(Records contained in a dataset)
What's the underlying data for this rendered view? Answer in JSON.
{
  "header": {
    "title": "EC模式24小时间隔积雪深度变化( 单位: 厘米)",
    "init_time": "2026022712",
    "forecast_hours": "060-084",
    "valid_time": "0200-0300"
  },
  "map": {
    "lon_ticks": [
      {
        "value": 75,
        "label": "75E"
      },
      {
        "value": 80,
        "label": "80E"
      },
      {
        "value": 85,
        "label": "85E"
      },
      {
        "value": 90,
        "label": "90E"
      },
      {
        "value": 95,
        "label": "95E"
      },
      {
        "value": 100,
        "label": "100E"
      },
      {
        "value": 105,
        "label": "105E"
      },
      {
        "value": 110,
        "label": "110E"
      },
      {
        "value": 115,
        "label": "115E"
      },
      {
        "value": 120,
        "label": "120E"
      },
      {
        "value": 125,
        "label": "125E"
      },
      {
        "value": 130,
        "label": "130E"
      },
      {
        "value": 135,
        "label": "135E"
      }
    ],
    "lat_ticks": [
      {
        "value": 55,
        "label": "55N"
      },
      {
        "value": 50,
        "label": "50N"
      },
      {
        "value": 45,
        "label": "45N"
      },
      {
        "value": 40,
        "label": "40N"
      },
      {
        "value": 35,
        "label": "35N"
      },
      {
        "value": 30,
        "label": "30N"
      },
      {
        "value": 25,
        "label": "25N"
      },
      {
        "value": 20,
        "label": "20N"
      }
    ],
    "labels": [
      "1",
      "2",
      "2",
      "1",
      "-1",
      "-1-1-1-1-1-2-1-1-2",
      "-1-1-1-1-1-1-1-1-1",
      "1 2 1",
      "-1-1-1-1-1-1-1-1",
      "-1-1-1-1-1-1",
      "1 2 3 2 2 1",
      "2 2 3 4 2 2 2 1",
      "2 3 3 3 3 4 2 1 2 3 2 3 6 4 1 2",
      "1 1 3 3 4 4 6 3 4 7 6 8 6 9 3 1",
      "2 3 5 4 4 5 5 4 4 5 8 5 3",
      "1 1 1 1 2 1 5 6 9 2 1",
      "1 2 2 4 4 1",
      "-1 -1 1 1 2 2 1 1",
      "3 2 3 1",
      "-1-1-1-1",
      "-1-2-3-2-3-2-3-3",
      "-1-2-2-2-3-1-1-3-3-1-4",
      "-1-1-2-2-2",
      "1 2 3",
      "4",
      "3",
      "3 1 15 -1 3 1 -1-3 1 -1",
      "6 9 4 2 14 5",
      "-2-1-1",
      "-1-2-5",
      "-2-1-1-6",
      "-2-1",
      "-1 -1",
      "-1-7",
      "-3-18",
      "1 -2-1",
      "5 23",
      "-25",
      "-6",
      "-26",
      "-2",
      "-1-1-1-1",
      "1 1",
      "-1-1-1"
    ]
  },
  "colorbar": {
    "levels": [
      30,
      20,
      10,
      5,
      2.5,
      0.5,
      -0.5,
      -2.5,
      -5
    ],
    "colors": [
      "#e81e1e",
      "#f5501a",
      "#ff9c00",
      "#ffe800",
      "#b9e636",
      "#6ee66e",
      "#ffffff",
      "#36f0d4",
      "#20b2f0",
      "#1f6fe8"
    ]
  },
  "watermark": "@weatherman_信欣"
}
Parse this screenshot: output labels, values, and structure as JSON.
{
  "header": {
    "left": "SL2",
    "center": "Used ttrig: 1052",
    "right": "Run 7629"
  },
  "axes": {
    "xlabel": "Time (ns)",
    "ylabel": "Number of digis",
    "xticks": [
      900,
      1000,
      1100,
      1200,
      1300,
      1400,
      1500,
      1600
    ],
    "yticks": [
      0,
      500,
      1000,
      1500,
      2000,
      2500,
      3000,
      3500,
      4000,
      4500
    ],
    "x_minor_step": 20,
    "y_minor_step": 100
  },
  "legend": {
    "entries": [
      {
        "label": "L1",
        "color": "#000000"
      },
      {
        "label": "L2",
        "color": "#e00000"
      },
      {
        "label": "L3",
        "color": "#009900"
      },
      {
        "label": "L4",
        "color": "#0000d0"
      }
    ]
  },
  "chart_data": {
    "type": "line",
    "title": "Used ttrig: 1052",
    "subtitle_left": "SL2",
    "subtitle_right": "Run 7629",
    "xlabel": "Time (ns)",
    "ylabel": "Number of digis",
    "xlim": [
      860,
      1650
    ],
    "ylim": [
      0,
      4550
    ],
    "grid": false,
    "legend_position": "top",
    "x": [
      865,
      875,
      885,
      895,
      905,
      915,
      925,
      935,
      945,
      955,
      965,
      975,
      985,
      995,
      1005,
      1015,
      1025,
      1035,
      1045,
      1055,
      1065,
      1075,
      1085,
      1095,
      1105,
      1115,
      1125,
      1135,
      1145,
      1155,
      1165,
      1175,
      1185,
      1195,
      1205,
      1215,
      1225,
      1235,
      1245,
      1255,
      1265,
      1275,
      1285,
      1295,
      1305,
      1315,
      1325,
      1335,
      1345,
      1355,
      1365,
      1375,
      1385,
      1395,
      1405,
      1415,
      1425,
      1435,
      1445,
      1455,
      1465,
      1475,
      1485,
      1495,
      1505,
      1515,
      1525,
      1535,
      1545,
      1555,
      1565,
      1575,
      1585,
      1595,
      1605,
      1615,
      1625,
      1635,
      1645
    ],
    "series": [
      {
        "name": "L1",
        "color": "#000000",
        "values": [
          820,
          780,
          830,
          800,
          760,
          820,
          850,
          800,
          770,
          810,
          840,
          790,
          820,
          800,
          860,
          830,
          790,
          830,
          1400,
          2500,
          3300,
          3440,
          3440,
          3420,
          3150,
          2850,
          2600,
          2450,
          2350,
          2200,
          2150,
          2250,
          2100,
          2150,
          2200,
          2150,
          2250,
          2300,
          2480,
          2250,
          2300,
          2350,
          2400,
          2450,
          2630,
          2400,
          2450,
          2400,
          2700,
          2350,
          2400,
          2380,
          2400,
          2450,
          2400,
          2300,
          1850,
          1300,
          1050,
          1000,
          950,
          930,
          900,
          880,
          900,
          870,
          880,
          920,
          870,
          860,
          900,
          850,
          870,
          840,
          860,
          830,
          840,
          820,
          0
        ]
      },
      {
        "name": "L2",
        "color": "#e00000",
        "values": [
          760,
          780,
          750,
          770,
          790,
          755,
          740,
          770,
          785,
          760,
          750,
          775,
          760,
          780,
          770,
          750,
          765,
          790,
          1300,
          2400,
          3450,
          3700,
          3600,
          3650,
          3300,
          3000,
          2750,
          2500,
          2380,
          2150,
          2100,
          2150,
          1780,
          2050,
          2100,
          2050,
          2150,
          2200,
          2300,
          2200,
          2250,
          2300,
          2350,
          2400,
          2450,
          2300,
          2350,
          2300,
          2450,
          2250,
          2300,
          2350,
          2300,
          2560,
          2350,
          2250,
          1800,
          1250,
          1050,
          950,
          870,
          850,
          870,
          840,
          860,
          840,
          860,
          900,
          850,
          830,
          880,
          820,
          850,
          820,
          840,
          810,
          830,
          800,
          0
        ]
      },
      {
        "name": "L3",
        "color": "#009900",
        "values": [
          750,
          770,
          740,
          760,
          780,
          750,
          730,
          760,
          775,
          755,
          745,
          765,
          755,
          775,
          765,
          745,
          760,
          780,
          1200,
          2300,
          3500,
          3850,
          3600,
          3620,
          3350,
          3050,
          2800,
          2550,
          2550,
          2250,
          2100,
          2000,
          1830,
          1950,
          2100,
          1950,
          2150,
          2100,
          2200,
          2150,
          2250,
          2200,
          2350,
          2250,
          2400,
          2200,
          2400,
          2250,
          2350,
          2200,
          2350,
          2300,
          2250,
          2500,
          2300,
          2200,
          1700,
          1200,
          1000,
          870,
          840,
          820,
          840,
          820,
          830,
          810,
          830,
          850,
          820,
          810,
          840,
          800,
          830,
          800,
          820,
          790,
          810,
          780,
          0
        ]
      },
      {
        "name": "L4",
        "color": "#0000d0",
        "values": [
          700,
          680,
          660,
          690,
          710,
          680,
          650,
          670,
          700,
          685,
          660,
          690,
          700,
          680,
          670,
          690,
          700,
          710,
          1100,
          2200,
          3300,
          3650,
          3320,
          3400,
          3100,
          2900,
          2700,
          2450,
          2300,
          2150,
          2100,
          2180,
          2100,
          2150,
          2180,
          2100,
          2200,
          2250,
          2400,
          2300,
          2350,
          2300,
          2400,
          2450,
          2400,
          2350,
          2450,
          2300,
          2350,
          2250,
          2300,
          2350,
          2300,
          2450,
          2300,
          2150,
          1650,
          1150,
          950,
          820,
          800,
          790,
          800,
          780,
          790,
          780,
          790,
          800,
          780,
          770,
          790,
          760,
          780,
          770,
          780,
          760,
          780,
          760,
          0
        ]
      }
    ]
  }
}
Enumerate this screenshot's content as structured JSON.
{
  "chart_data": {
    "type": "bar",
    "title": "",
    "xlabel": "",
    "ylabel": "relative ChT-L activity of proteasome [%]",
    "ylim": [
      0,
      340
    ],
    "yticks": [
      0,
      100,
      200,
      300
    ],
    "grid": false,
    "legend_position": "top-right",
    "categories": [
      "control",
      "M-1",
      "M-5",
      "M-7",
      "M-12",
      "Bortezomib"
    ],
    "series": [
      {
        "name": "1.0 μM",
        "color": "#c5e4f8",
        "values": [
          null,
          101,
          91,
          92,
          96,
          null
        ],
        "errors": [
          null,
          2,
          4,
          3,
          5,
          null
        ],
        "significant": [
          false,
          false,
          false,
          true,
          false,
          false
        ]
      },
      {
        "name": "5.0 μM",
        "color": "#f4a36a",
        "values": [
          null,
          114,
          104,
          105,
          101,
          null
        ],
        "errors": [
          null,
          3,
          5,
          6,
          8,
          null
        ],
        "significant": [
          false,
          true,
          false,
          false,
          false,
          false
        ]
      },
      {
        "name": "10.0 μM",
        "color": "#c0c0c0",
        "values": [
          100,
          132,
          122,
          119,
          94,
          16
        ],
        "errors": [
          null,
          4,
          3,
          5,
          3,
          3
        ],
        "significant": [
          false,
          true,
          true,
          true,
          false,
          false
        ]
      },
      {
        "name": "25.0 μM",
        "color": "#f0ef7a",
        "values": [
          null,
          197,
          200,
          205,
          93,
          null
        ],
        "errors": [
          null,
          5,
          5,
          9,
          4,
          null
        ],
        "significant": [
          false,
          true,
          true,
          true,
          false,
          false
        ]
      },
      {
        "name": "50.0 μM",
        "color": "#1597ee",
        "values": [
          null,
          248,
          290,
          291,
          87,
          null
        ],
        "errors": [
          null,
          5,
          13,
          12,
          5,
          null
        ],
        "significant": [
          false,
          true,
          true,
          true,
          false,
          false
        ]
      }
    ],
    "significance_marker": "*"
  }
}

* _WORK TO BE COMPLETED_: Copy every line above that includes the string "ttrig".

* _RIGHT ANSWER_:
    "center": "Used ttrig: 1052",
    "title": "Used ttrig: 1052",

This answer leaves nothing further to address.